What you will do:
Gather all lines in the entries that include the word "icon".

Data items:
★ ★ ★ ★ ★
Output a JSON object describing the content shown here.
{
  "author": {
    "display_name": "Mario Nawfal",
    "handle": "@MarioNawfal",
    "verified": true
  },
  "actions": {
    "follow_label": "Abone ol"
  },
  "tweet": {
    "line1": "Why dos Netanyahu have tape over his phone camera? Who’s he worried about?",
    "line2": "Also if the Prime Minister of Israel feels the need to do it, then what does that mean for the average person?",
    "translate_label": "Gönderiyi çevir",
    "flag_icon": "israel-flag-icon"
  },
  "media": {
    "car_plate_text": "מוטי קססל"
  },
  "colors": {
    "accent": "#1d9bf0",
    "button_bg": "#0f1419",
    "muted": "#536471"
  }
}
★ ★ ★ ★ ★
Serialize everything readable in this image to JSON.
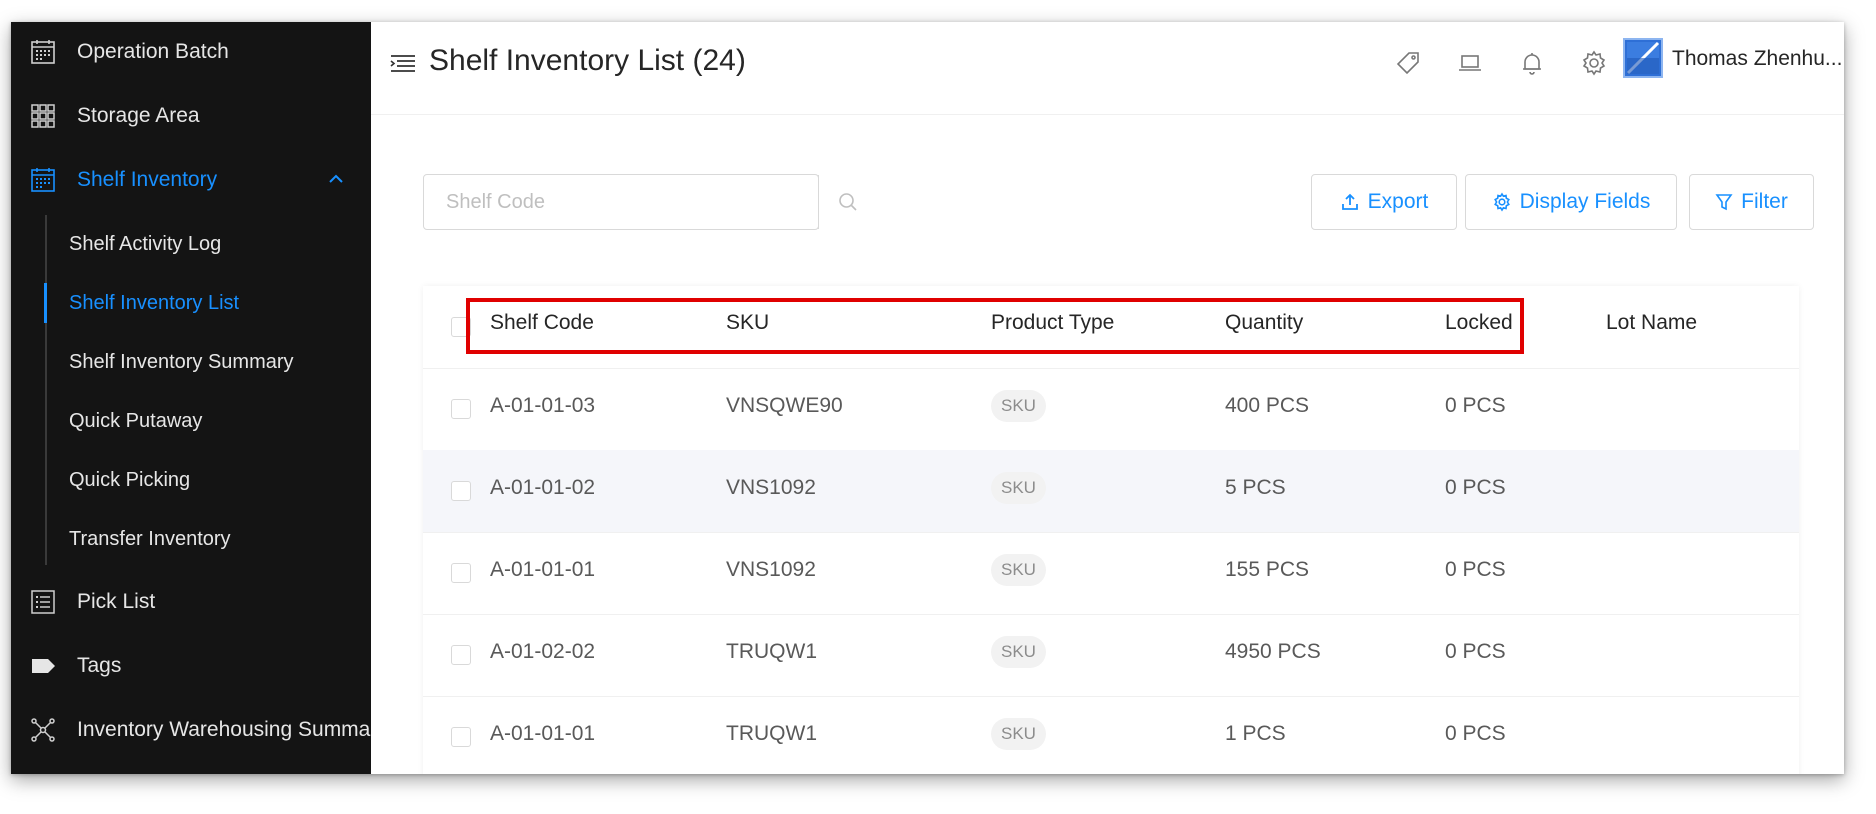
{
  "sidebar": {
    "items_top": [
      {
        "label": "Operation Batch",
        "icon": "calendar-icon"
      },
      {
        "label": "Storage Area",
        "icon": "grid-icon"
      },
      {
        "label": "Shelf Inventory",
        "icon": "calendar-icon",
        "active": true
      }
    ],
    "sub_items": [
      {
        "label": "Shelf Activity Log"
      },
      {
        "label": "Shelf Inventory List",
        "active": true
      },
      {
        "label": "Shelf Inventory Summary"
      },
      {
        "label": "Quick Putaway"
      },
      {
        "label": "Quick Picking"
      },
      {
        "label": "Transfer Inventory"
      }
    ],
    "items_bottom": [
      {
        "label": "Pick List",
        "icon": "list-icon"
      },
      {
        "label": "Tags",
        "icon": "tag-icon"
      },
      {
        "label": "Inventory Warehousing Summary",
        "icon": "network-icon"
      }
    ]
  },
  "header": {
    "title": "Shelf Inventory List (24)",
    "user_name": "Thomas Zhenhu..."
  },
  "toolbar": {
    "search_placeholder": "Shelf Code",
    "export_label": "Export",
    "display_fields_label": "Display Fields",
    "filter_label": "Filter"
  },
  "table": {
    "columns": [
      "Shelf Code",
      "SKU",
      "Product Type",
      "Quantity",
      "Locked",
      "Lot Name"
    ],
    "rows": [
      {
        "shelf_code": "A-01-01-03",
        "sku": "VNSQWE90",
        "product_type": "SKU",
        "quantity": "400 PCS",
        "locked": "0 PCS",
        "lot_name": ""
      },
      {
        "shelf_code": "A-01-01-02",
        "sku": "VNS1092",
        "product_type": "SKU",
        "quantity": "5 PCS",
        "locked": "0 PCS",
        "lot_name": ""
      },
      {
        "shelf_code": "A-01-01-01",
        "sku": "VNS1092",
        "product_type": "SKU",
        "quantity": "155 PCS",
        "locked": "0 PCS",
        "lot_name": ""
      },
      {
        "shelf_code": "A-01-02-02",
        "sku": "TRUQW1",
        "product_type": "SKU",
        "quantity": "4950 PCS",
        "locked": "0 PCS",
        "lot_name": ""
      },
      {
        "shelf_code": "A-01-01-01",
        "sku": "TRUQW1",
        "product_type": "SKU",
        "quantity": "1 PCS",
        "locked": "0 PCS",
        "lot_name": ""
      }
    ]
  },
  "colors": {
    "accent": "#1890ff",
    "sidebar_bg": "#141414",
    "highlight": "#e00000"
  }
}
★ ★ ★ ★ ★
Response for this exercise:
    "flag_icon": "israel-flag-icon"
        "icon": "calendar-icon"
        "icon": "grid-icon"
        "icon": "calendar-icon",
        "icon": "list-icon"
        "icon": "tag-icon"
        "icon": "network-icon"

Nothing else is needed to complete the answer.